Exercise — List each line of the data that holds the word "glyph".

##### Supplied information #####

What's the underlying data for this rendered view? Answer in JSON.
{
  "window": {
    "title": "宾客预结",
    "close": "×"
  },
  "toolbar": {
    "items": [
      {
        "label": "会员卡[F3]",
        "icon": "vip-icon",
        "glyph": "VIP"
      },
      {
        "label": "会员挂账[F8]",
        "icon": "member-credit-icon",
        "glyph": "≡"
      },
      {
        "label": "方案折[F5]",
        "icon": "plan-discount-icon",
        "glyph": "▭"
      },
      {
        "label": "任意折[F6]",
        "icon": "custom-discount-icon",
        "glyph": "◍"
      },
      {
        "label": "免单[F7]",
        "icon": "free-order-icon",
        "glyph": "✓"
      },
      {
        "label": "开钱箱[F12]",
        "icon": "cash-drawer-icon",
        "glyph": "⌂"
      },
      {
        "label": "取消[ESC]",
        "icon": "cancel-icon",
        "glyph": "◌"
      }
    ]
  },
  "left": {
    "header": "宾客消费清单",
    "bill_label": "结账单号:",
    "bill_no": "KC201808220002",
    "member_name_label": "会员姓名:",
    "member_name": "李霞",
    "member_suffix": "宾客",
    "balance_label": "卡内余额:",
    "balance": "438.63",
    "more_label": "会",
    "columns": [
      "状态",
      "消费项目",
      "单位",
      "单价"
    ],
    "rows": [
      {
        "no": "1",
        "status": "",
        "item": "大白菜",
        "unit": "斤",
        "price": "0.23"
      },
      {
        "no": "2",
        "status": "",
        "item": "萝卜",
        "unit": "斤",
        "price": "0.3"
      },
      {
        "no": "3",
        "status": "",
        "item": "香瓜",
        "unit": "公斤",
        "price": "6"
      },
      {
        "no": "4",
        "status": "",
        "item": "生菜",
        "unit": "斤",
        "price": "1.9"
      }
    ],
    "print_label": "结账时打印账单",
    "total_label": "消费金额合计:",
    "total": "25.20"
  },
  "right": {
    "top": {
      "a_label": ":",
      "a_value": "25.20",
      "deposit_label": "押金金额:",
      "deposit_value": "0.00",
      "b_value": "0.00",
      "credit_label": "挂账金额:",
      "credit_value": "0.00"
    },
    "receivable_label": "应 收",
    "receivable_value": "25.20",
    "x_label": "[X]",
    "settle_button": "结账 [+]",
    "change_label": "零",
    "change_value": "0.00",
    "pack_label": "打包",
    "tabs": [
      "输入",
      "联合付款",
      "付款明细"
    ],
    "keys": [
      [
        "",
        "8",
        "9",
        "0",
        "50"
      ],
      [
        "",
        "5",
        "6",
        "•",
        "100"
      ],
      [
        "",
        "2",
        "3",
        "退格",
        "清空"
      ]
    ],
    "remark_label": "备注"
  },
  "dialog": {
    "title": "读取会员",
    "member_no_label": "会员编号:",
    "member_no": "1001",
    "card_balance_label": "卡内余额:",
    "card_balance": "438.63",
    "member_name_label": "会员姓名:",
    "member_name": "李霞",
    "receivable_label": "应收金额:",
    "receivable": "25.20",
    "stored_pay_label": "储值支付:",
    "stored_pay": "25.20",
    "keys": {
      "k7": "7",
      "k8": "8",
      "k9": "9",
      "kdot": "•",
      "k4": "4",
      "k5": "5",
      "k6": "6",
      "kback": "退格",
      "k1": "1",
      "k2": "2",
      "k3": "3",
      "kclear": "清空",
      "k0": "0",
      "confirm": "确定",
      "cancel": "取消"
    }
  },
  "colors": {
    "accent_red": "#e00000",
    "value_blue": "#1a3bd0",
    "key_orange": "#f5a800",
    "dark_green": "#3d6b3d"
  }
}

#####

Complete output —
        "glyph": "VIP"
        "glyph": "≡"
        "glyph": "▭"
        "glyph": "◍"
        "glyph": "✓"
        "glyph": "⌂"
        "glyph": "◌"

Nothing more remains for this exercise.